++++ Given records ++++

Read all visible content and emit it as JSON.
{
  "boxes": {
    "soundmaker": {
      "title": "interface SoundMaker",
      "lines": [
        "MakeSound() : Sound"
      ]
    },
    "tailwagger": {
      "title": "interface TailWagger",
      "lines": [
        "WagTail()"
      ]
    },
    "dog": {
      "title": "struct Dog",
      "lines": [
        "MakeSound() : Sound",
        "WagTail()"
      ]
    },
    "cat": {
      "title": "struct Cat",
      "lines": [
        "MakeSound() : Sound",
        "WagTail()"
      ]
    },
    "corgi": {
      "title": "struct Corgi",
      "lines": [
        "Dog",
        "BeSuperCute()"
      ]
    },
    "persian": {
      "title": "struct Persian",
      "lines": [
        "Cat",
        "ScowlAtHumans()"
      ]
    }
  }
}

++++

» Written task: Extract the data in full. Keep it word for word.

» Exercise result:
Read all visible content and emit it as JSON.
{
  "boxes": {
    "soundmaker": {
      "title": "interface SoundMaker",
      "lines": [
        "MakeSound() : Sound"
      ]
    },
    "tailwagger": {
      "title": "interface TailWagger",
      "lines": [
        "WagTail()"
      ]
    },
    "dog": {
      "title": "struct Dog",
      "lines": [
        "MakeSound() : Sound",
        "WagTail()"
      ]
    },
    "cat": {
      "title": "struct Cat",
      "lines": [
        "MakeSound() : Sound",
        "WagTail()"
      ]
    },
    "corgi": {
      "title": "struct Corgi",
      "lines": [
        "Dog",
        "BeSuperCute()"
      ]
    },
    "persian": {
      "title": "struct Persian",
      "lines": [
        "Cat",
        "ScowlAtHumans()"
      ]
    }
  }
}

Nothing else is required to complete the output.